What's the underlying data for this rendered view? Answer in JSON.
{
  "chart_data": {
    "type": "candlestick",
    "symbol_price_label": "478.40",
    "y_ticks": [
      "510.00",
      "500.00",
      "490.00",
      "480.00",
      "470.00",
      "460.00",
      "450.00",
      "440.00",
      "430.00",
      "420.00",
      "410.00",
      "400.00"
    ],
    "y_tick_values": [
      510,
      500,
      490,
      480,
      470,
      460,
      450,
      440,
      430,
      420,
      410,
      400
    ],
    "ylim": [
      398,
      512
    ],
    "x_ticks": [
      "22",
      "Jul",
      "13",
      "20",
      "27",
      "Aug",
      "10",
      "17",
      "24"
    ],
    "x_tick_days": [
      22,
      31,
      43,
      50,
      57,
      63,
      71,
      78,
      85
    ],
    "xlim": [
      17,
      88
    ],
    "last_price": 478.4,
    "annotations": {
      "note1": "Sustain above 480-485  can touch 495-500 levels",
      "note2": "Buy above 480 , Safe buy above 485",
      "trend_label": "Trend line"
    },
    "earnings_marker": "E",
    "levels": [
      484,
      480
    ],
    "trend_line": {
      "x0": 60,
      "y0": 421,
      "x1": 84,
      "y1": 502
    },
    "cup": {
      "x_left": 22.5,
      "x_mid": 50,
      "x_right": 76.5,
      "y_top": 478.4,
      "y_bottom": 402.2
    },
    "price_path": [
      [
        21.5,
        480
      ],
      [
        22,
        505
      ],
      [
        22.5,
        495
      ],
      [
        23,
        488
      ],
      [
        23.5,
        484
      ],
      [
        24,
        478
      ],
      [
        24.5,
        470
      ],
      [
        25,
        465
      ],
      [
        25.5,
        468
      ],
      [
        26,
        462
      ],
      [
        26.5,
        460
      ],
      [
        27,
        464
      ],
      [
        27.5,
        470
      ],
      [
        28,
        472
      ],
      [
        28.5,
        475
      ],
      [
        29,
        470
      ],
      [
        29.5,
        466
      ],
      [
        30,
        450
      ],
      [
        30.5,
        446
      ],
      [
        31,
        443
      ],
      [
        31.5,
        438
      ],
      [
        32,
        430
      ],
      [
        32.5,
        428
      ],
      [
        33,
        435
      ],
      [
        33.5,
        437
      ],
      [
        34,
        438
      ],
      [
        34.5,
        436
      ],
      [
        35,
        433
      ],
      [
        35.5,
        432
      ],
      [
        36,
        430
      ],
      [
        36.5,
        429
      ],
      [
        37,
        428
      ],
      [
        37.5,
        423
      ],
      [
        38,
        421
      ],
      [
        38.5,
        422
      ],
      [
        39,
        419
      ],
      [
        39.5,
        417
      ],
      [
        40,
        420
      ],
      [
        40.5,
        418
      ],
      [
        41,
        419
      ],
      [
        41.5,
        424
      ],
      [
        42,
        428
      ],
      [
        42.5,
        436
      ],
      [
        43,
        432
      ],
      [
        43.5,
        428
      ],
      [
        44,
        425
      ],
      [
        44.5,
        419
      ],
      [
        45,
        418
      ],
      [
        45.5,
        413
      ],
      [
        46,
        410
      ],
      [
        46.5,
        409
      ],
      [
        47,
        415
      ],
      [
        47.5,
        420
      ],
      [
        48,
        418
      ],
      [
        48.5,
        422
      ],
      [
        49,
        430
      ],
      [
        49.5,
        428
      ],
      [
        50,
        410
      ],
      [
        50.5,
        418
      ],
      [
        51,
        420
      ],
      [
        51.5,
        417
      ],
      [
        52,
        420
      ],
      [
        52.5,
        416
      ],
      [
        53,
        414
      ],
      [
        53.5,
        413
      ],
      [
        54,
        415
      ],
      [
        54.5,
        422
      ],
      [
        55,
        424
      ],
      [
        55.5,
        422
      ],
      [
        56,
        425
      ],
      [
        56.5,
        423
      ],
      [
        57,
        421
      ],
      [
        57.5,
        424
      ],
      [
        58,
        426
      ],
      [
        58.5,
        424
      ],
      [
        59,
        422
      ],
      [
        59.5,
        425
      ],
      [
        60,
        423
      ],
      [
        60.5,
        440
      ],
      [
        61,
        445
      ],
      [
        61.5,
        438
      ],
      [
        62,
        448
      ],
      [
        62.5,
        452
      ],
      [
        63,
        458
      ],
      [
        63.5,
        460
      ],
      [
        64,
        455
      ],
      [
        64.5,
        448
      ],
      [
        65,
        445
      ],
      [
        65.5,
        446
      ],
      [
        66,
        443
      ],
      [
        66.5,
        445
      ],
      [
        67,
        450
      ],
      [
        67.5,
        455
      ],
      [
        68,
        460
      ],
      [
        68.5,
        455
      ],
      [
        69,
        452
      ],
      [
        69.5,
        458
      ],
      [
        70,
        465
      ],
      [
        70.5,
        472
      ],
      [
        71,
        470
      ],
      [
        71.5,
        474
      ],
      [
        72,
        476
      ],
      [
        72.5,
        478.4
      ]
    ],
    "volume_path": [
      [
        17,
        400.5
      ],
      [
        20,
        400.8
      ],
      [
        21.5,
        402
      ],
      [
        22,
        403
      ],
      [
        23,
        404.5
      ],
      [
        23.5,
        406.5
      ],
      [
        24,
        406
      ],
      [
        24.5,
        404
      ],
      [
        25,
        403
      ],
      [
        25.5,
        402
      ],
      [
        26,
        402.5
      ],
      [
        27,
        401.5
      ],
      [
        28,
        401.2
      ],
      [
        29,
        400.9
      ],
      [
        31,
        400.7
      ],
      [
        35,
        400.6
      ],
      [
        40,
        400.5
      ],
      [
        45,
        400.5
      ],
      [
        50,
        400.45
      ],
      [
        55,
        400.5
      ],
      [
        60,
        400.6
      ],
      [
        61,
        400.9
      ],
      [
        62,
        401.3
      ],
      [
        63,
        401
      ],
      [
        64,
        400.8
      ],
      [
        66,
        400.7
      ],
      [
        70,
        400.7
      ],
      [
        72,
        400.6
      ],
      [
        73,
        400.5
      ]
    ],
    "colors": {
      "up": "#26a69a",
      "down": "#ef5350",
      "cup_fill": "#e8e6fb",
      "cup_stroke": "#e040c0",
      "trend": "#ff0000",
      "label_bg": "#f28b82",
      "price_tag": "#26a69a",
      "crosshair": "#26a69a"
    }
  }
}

- [Stated task]: Set down all of the records shown above once more, exactly.

- [In response]:
What's the underlying data for this rendered view? Answer in JSON.
{
  "chart_data": {
    "type": "candlestick",
    "symbol_price_label": "478.40",
    "y_ticks": [
      "510.00",
      "500.00",
      "490.00",
      "480.00",
      "470.00",
      "460.00",
      "450.00",
      "440.00",
      "430.00",
      "420.00",
      "410.00",
      "400.00"
    ],
    "y_tick_values": [
      510,
      500,
      490,
      480,
      470,
      460,
      450,
      440,
      430,
      420,
      410,
      400
    ],
    "ylim": [
      398,
      512
    ],
    "x_ticks": [
      "22",
      "Jul",
      "13",
      "20",
      "27",
      "Aug",
      "10",
      "17",
      "24"
    ],
    "x_tick_days": [
      22,
      31,
      43,
      50,
      57,
      63,
      71,
      78,
      85
    ],
    "xlim": [
      17,
      88
    ],
    "last_price": 478.4,
    "annotations": {
      "note1": "Sustain above 480-485  can touch 495-500 levels",
      "note2": "Buy above 480 , Safe buy above 485",
      "trend_label": "Trend line"
    },
    "earnings_marker": "E",
    "levels": [
      484,
      480
    ],
    "trend_line": {
      "x0": 60,
      "y0": 421,
      "x1": 84,
      "y1": 502
    },
    "cup": {
      "x_left": 22.5,
      "x_mid": 50,
      "x_right": 76.5,
      "y_top": 478.4,
      "y_bottom": 402.2
    },
    "price_path": [
      [
        21.5,
        480
      ],
      [
        22,
        505
      ],
      [
        22.5,
        495
      ],
      [
        23,
        488
      ],
      [
        23.5,
        484
      ],
      [
        24,
        478
      ],
      [
        24.5,
        470
      ],
      [
        25,
        465
      ],
      [
        25.5,
        468
      ],
      [
        26,
        462
      ],
      [
        26.5,
        460
      ],
      [
        27,
        464
      ],
      [
        27.5,
        470
      ],
      [
        28,
        472
      ],
      [
        28.5,
        475
      ],
      [
        29,
        470
      ],
      [
        29.5,
        466
      ],
      [
        30,
        450
      ],
      [
        30.5,
        446
      ],
      [
        31,
        443
      ],
      [
        31.5,
        438
      ],
      [
        32,
        430
      ],
      [
        32.5,
        428
      ],
      [
        33,
        435
      ],
      [
        33.5,
        437
      ],
      [
        34,
        438
      ],
      [
        34.5,
        436
      ],
      [
        35,
        433
      ],
      [
        35.5,
        432
      ],
      [
        36,
        430
      ],
      [
        36.5,
        429
      ],
      [
        37,
        428
      ],
      [
        37.5,
        423
      ],
      [
        38,
        421
      ],
      [
        38.5,
        422
      ],
      [
        39,
        419
      ],
      [
        39.5,
        417
      ],
      [
        40,
        420
      ],
      [
        40.5,
        418
      ],
      [
        41,
        419
      ],
      [
        41.5,
        424
      ],
      [
        42,
        428
      ],
      [
        42.5,
        436
      ],
      [
        43,
        432
      ],
      [
        43.5,
        428
      ],
      [
        44,
        425
      ],
      [
        44.5,
        419
      ],
      [
        45,
        418
      ],
      [
        45.5,
        413
      ],
      [
        46,
        410
      ],
      [
        46.5,
        409
      ],
      [
        47,
        415
      ],
      [
        47.5,
        420
      ],
      [
        48,
        418
      ],
      [
        48.5,
        422
      ],
      [
        49,
        430
      ],
      [
        49.5,
        428
      ],
      [
        50,
        410
      ],
      [
        50.5,
        418
      ],
      [
        51,
        420
      ],
      [
        51.5,
        417
      ],
      [
        52,
        420
      ],
      [
        52.5,
        416
      ],
      [
        53,
        414
      ],
      [
        53.5,
        413
      ],
      [
        54,
        415
      ],
      [
        54.5,
        422
      ],
      [
        55,
        424
      ],
      [
        55.5,
        422
      ],
      [
        56,
        425
      ],
      [
        56.5,
        423
      ],
      [
        57,
        421
      ],
      [
        57.5,
        424
      ],
      [
        58,
        426
      ],
      [
        58.5,
        424
      ],
      [
        59,
        422
      ],
      [
        59.5,
        425
      ],
      [
        60,
        423
      ],
      [
        60.5,
        440
      ],
      [
        61,
        445
      ],
      [
        61.5,
        438
      ],
      [
        62,
        448
      ],
      [
        62.5,
        452
      ],
      [
        63,
        458
      ],
      [
        63.5,
        460
      ],
      [
        64,
        455
      ],
      [
        64.5,
        448
      ],
      [
        65,
        445
      ],
      [
        65.5,
        446
      ],
      [
        66,
        443
      ],
      [
        66.5,
        445
      ],
      [
        67,
        450
      ],
      [
        67.5,
        455
      ],
      [
        68,
        460
      ],
      [
        68.5,
        455
      ],
      [
        69,
        452
      ],
      [
        69.5,
        458
      ],
      [
        70,
        465
      ],
      [
        70.5,
        472
      ],
      [
        71,
        470
      ],
      [
        71.5,
        474
      ],
      [
        72,
        476
      ],
      [
        72.5,
        478.4
      ]
    ],
    "volume_path": [
      [
        17,
        400.5
      ],
      [
        20,
        400.8
      ],
      [
        21.5,
        402
      ],
      [
        22,
        403
      ],
      [
        23,
        404.5
      ],
      [
        23.5,
        406.5
      ],
      [
        24,
        406
      ],
      [
        24.5,
        404
      ],
      [
        25,
        403
      ],
      [
        25.5,
        402
      ],
      [
        26,
        402.5
      ],
      [
        27,
        401.5
      ],
      [
        28,
        401.2
      ],
      [
        29,
        400.9
      ],
      [
        31,
        400.7
      ],
      [
        35,
        400.6
      ],
      [
        40,
        400.5
      ],
      [
        45,
        400.5
      ],
      [
        50,
        400.45
      ],
      [
        55,
        400.5
      ],
      [
        60,
        400.6
      ],
      [
        61,
        400.9
      ],
      [
        62,
        401.3
      ],
      [
        63,
        401
      ],
      [
        64,
        400.8
      ],
      [
        66,
        400.7
      ],
      [
        70,
        400.7
      ],
      [
        72,
        400.6
      ],
      [
        73,
        400.5
      ]
    ],
    "colors": {
      "up": "#26a69a",
      "down": "#ef5350",
      "cup_fill": "#e8e6fb",
      "cup_stroke": "#e040c0",
      "trend": "#ff0000",
      "label_bg": "#f28b82",
      "price_tag": "#26a69a",
      "crosshair": "#26a69a"
    }
  }
}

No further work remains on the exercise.